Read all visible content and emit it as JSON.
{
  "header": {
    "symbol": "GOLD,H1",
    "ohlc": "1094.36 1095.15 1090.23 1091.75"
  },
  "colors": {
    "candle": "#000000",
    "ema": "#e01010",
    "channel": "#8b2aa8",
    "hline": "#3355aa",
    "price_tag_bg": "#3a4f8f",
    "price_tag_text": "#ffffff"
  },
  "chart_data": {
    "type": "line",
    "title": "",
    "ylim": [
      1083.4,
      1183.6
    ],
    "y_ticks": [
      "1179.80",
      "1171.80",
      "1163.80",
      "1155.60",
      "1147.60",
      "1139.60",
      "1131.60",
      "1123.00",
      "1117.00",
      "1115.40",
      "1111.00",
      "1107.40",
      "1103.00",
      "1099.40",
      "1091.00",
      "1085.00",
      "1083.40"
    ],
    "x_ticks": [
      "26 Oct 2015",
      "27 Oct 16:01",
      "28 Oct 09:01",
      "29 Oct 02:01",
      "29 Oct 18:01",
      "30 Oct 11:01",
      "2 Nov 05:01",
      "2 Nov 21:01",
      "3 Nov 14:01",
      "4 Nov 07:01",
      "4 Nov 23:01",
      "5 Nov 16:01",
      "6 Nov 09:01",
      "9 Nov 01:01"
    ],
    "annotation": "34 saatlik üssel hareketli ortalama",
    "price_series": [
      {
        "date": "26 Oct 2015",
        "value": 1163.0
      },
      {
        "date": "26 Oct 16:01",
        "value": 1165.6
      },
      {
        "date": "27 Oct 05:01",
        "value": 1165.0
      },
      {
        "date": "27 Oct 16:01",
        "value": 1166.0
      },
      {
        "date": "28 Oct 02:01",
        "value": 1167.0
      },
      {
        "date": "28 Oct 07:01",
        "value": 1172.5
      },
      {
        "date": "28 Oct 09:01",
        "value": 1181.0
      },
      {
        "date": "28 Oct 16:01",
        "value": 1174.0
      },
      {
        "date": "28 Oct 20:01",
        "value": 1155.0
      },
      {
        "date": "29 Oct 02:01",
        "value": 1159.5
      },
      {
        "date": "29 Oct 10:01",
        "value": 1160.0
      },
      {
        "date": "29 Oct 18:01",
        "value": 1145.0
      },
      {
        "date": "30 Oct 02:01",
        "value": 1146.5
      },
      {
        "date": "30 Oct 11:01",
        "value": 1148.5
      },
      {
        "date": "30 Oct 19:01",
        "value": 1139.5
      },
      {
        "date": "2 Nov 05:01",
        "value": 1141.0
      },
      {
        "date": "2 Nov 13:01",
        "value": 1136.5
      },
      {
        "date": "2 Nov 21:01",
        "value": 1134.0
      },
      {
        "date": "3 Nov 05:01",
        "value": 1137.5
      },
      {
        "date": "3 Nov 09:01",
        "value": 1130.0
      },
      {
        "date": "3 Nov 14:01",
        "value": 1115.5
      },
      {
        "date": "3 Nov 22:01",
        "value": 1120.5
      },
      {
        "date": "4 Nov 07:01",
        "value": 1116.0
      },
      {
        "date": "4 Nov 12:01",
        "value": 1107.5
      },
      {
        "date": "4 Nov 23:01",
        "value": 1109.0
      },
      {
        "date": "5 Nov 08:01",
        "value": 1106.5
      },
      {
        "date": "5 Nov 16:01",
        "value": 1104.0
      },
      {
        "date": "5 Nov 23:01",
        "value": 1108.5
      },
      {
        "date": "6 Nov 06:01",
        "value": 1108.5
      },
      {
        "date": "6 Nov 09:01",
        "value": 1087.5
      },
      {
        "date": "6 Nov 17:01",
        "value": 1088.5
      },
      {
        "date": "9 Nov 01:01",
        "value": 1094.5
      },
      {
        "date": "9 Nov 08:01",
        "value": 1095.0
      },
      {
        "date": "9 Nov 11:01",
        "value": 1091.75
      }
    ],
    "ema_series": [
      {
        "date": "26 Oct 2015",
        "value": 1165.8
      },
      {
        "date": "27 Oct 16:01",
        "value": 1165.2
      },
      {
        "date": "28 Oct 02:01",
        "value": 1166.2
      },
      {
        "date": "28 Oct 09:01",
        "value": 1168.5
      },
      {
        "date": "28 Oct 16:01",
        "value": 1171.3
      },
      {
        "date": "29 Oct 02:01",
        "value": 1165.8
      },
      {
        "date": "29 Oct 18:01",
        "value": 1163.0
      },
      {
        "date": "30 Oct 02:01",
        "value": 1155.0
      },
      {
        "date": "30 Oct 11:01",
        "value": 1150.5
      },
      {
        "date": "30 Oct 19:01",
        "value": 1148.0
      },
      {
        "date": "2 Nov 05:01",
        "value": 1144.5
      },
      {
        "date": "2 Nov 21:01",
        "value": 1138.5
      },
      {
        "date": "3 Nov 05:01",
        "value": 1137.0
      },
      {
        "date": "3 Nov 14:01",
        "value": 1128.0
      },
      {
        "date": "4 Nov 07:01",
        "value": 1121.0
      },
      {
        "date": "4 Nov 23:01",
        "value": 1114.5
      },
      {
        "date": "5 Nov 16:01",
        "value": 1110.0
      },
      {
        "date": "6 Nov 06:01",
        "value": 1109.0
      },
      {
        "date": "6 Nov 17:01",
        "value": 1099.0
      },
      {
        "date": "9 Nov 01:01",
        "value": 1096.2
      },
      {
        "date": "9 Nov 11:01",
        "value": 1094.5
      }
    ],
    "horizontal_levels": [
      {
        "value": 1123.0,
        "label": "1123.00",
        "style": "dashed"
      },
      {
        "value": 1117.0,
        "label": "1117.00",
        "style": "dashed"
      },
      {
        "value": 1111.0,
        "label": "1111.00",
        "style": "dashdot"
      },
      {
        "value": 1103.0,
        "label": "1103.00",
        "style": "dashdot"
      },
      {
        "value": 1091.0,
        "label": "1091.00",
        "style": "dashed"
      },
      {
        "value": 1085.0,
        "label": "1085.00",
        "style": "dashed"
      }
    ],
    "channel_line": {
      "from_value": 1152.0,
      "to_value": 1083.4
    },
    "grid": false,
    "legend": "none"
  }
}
____
● **Exercise instructions**
Take the entries and copy them out exactly.

● **Correct result**
Read all visible content and emit it as JSON.
{
  "header": {
    "symbol": "GOLD,H1",
    "ohlc": "1094.36 1095.15 1090.23 1091.75"
  },
  "colors": {
    "candle": "#000000",
    "ema": "#e01010",
    "channel": "#8b2aa8",
    "hline": "#3355aa",
    "price_tag_bg": "#3a4f8f",
    "price_tag_text": "#ffffff"
  },
  "chart_data": {
    "type": "line",
    "title": "",
    "ylim": [
      1083.4,
      1183.6
    ],
    "y_ticks": [
      "1179.80",
      "1171.80",
      "1163.80",
      "1155.60",
      "1147.60",
      "1139.60",
      "1131.60",
      "1123.00",
      "1117.00",
      "1115.40",
      "1111.00",
      "1107.40",
      "1103.00",
      "1099.40",
      "1091.00",
      "1085.00",
      "1083.40"
    ],
    "x_ticks": [
      "26 Oct 2015",
      "27 Oct 16:01",
      "28 Oct 09:01",
      "29 Oct 02:01",
      "29 Oct 18:01",
      "30 Oct 11:01",
      "2 Nov 05:01",
      "2 Nov 21:01",
      "3 Nov 14:01",
      "4 Nov 07:01",
      "4 Nov 23:01",
      "5 Nov 16:01",
      "6 Nov 09:01",
      "9 Nov 01:01"
    ],
    "annotation": "34 saatlik üssel hareketli ortalama",
    "price_series": [
      {
        "date": "26 Oct 2015",
        "value": 1163.0
      },
      {
        "date": "26 Oct 16:01",
        "value": 1165.6
      },
      {
        "date": "27 Oct 05:01",
        "value": 1165.0
      },
      {
        "date": "27 Oct 16:01",
        "value": 1166.0
      },
      {
        "date": "28 Oct 02:01",
        "value": 1167.0
      },
      {
        "date": "28 Oct 07:01",
        "value": 1172.5
      },
      {
        "date": "28 Oct 09:01",
        "value": 1181.0
      },
      {
        "date": "28 Oct 16:01",
        "value": 1174.0
      },
      {
        "date": "28 Oct 20:01",
        "value": 1155.0
      },
      {
        "date": "29 Oct 02:01",
        "value": 1159.5
      },
      {
        "date": "29 Oct 10:01",
        "value": 1160.0
      },
      {
        "date": "29 Oct 18:01",
        "value": 1145.0
      },
      {
        "date": "30 Oct 02:01",
        "value": 1146.5
      },
      {
        "date": "30 Oct 11:01",
        "value": 1148.5
      },
      {
        "date": "30 Oct 19:01",
        "value": 1139.5
      },
      {
        "date": "2 Nov 05:01",
        "value": 1141.0
      },
      {
        "date": "2 Nov 13:01",
        "value": 1136.5
      },
      {
        "date": "2 Nov 21:01",
        "value": 1134.0
      },
      {
        "date": "3 Nov 05:01",
        "value": 1137.5
      },
      {
        "date": "3 Nov 09:01",
        "value": 1130.0
      },
      {
        "date": "3 Nov 14:01",
        "value": 1115.5
      },
      {
        "date": "3 Nov 22:01",
        "value": 1120.5
      },
      {
        "date": "4 Nov 07:01",
        "value": 1116.0
      },
      {
        "date": "4 Nov 12:01",
        "value": 1107.5
      },
      {
        "date": "4 Nov 23:01",
        "value": 1109.0
      },
      {
        "date": "5 Nov 08:01",
        "value": 1106.5
      },
      {
        "date": "5 Nov 16:01",
        "value": 1104.0
      },
      {
        "date": "5 Nov 23:01",
        "value": 1108.5
      },
      {
        "date": "6 Nov 06:01",
        "value": 1108.5
      },
      {
        "date": "6 Nov 09:01",
        "value": 1087.5
      },
      {
        "date": "6 Nov 17:01",
        "value": 1088.5
      },
      {
        "date": "9 Nov 01:01",
        "value": 1094.5
      },
      {
        "date": "9 Nov 08:01",
        "value": 1095.0
      },
      {
        "date": "9 Nov 11:01",
        "value": 1091.75
      }
    ],
    "ema_series": [
      {
        "date": "26 Oct 2015",
        "value": 1165.8
      },
      {
        "date": "27 Oct 16:01",
        "value": 1165.2
      },
      {
        "date": "28 Oct 02:01",
        "value": 1166.2
      },
      {
        "date": "28 Oct 09:01",
        "value": 1168.5
      },
      {
        "date": "28 Oct 16:01",
        "value": 1171.3
      },
      {
        "date": "29 Oct 02:01",
        "value": 1165.8
      },
      {
        "date": "29 Oct 18:01",
        "value": 1163.0
      },
      {
        "date": "30 Oct 02:01",
        "value": 1155.0
      },
      {
        "date": "30 Oct 11:01",
        "value": 1150.5
      },
      {
        "date": "30 Oct 19:01",
        "value": 1148.0
      },
      {
        "date": "2 Nov 05:01",
        "value": 1144.5
      },
      {
        "date": "2 Nov 21:01",
        "value": 1138.5
      },
      {
        "date": "3 Nov 05:01",
        "value": 1137.0
      },
      {
        "date": "3 Nov 14:01",
        "value": 1128.0
      },
      {
        "date": "4 Nov 07:01",
        "value": 1121.0
      },
      {
        "date": "4 Nov 23:01",
        "value": 1114.5
      },
      {
        "date": "5 Nov 16:01",
        "value": 1110.0
      },
      {
        "date": "6 Nov 06:01",
        "value": 1109.0
      },
      {
        "date": "6 Nov 17:01",
        "value": 1099.0
      },
      {
        "date": "9 Nov 01:01",
        "value": 1096.2
      },
      {
        "date": "9 Nov 11:01",
        "value": 1094.5
      }
    ],
    "horizontal_levels": [
      {
        "value": 1123.0,
        "label": "1123.00",
        "style": "dashed"
      },
      {
        "value": 1117.0,
        "label": "1117.00",
        "style": "dashed"
      },
      {
        "value": 1111.0,
        "label": "1111.00",
        "style": "dashdot"
      },
      {
        "value": 1103.0,
        "label": "1103.00",
        "style": "dashdot"
      },
      {
        "value": 1091.0,
        "label": "1091.00",
        "style": "dashed"
      },
      {
        "value": 1085.0,
        "label": "1085.00",
        "style": "dashed"
      }
    ],
    "channel_line": {
      "from_value": 1152.0,
      "to_value": 1083.4
    },
    "grid": false,
    "legend": "none"
  }
}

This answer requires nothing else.